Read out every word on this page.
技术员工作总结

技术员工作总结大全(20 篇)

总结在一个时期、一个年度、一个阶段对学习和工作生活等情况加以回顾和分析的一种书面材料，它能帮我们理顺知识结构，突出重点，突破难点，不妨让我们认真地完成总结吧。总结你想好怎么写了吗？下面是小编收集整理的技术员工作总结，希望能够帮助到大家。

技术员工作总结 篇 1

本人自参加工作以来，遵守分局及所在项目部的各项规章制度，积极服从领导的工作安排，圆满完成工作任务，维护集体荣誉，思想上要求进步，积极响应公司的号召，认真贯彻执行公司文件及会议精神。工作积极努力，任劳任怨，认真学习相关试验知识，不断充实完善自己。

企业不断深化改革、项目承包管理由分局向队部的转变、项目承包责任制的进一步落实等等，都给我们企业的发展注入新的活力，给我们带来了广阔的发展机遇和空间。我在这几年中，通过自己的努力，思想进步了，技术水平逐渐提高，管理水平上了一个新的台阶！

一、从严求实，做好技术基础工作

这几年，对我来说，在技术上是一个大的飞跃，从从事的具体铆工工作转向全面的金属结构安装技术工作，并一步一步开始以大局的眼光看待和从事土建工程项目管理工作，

------------------------

**Instructions to follow**
Every entry must be quoted exactly as it appears above.

**Task solution**
Read out every word on this page.
技术员工作总结

技术员工作总结大全(20 篇)

总结在一个时期、一个年度、一个阶段对学习和工作生活等情况加以回顾和分析的一种书面材料，它能帮我们理顺知识结构，突出重点，突破难点，不妨让我们认真地完成总结吧。总结你想好怎么写了吗？下面是小编收集整理的技术员工作总结，希望能够帮助到大家。

技术员工作总结 篇 1

本人自参加工作以来，遵守分局及所在项目部的各项规章制度，积极服从领导的工作安排，圆满完成工作任务，维护集体荣誉，思想上要求进步，积极响应公司的号召，认真贯彻执行公司文件及会议精神。工作积极努力，任劳任怨，认真学习相关试验知识，不断充实完善自己。

企业不断深化改革、项目承包管理由分局向队部的转变、项目承包责任制的进一步落实等等，都给我们企业的发展注入新的活力，给我们带来了广阔的发展机遇和空间。我在这几年中，通过自己的努力，思想进步了，技术水平逐渐提高，管理水平上了一个新的台阶！

一、从严求实，做好技术基础工作

这几年，对我来说，在技术上是一个大的飞跃，从从事的具体铆工工作转向全面的金属结构安装技术工作，并一步一步开始以大局的眼光看待和从事土建工程项目管理工作，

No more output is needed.